** What the exercise asks **
Any picture among the records should be left out, please; retype the rest exactly.
___ Supplied entries
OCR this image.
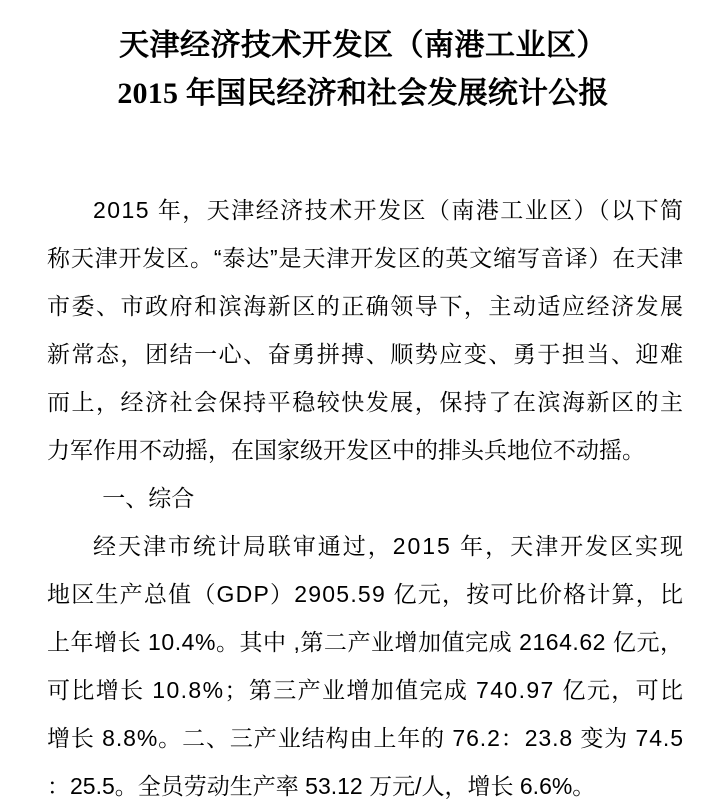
天津经济技术开发区（南港工业区）
2015 年国民经济和社会发展统计公报
2015 年，天津经济技术开发区（南港工业区）（以下简
称天津开发区。“泰达”是天津开发区的英文缩写音译）在天津
市委、市政府和滨海新区的正确领导下，主动适应经济发展
新常态，团结一心、奋勇拼搏、顺势应变、勇于担当、迎难
而上，经济社会保持平稳较快发展，保持了在滨海新区的主
力军作用不动摇，在国家级开发区中的排头兵地位不动摇。
一、综合
经天津市统计局联审通过，2015 年，天津开发区实现
地区生产总值（GDP）2905.59 亿元，按可比价格计算，比
上年增长 10.4%。其中 ,第二产业增加值完成 2164.62 亿元，
可比增长 10.8%；第三产业增加值完成 740.97 亿元，可比
增长 8.8%。二、三产业结构由上年的 76.2：23.8 变为 74.5
：25.5。全员劳动生产率 53.12 万元/人，增长 6.6%。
______
** Complete response **
OCR this image.
天津经济技术开发区（南港工业区）
2015 年国民经济和社会发展统计公报
2015 年，天津经济技术开发区（南港工业区）（以下简
称天津开发区。“泰达”是天津开发区的英文缩写音译）在天津
市委、市政府和滨海新区的正确领导下，主动适应经济发展
新常态，团结一心、奋勇拼搏、顺势应变、勇于担当、迎难
而上，经济社会保持平稳较快发展，保持了在滨海新区的主
力军作用不动摇，在国家级开发区中的排头兵地位不动摇。
一、综合
经天津市统计局联审通过，2015 年，天津开发区实现
地区生产总值（GDP）2905.59 亿元，按可比价格计算，比
上年增长 10.4%。其中 ,第二产业增加值完成 2164.62 亿元，
可比增长 10.8%；第三产业增加值完成 740.97 亿元，可比
增长 8.8%。二、三产业结构由上年的 76.2：23.8 变为 74.5
：25.5。全员劳动生产率 53.12 万元/人，增长 6.6%。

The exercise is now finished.